- Problem requirements -
Under this task are some entries; return every one of them exactly.

- Extracts from a graphics dataset -
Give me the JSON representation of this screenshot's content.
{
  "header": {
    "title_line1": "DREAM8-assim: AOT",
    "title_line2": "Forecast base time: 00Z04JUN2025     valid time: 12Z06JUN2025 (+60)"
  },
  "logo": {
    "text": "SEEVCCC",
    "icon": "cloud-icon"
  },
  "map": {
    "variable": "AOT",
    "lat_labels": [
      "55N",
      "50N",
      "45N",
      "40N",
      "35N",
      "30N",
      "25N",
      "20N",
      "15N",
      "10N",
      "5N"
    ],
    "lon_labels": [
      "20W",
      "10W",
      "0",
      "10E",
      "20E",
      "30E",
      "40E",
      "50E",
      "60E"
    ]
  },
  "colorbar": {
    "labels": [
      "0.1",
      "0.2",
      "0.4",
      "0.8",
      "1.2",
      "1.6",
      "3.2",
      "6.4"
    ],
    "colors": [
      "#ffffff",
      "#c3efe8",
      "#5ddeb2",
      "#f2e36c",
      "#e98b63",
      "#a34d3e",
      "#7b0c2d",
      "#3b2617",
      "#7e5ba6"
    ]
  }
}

- Problem solution -
Give me the JSON representation of this screenshot's content.
{
  "header": {
    "title_line1": "DREAM8-assim: AOT",
    "title_line2": "Forecast base time: 00Z04JUN2025     valid time: 12Z06JUN2025 (+60)"
  },
  "logo": {
    "text": "SEEVCCC",
    "icon": "cloud-icon"
  },
  "map": {
    "variable": "AOT",
    "lat_labels": [
      "55N",
      "50N",
      "45N",
      "40N",
      "35N",
      "30N",
      "25N",
      "20N",
      "15N",
      "10N",
      "5N"
    ],
    "lon_labels": [
      "20W",
      "10W",
      "0",
      "10E",
      "20E",
      "30E",
      "40E",
      "50E",
      "60E"
    ]
  },
  "colorbar": {
    "labels": [
      "0.1",
      "0.2",
      "0.4",
      "0.8",
      "1.2",
      "1.6",
      "3.2",
      "6.4"
    ],
    "colors": [
      "#ffffff",
      "#c3efe8",
      "#5ddeb2",
      "#f2e36c",
      "#e98b63",
      "#a34d3e",
      "#7b0c2d",
      "#3b2617",
      "#7e5ba6"
    ]
  }
}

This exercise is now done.